Exercise. Reproduce all of the material word for word.

Figure data in JSON
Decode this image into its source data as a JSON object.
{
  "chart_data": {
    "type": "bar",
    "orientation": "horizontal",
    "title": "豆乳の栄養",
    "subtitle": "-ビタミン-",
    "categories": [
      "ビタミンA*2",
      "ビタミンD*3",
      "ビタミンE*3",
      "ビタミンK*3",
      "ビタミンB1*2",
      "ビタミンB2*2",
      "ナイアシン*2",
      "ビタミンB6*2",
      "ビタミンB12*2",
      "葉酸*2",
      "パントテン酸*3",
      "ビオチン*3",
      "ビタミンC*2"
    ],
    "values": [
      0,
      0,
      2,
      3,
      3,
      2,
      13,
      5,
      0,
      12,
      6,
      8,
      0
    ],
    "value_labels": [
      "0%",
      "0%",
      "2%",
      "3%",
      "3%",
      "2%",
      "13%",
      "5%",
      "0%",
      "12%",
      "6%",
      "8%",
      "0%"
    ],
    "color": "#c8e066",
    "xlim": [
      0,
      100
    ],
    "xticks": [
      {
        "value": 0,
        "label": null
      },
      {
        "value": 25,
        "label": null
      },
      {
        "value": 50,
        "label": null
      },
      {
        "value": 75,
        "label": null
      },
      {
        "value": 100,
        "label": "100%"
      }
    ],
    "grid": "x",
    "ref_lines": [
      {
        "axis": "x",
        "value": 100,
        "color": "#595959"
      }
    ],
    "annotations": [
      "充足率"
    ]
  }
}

Solution below.
Decode this image into its source data as a JSON object.
{
  "chart_data": {
    "type": "bar",
    "orientation": "horizontal",
    "title": "豆乳の栄養",
    "subtitle": "-ビタミン-",
    "categories": [
      "ビタミンA*2",
      "ビタミンD*3",
      "ビタミンE*3",
      "ビタミンK*3",
      "ビタミンB1*2",
      "ビタミンB2*2",
      "ナイアシン*2",
      "ビタミンB6*2",
      "ビタミンB12*2",
      "葉酸*2",
      "パントテン酸*3",
      "ビオチン*3",
      "ビタミンC*2"
    ],
    "values": [
      0,
      0,
      2,
      3,
      3,
      2,
      13,
      5,
      0,
      12,
      6,
      8,
      0
    ],
    "value_labels": [
      "0%",
      "0%",
      "2%",
      "3%",
      "3%",
      "2%",
      "13%",
      "5%",
      "0%",
      "12%",
      "6%",
      "8%",
      "0%"
    ],
    "color": "#c8e066",
    "xlim": [
      0,
      100
    ],
    "xticks": [
      {
        "value": 0,
        "label": null
      },
      {
        "value": 25,
        "label": null
      },
      {
        "value": 50,
        "label": null
      },
      {
        "value": 75,
        "label": null
      },
      {
        "value": 100,
        "label": "100%"
      }
    ],
    "grid": "x",
    "ref_lines": [
      {
        "axis": "x",
        "value": 100,
        "color": "#595959"
      }
    ],
    "annotations": [
      "充足率"
    ]
  }
}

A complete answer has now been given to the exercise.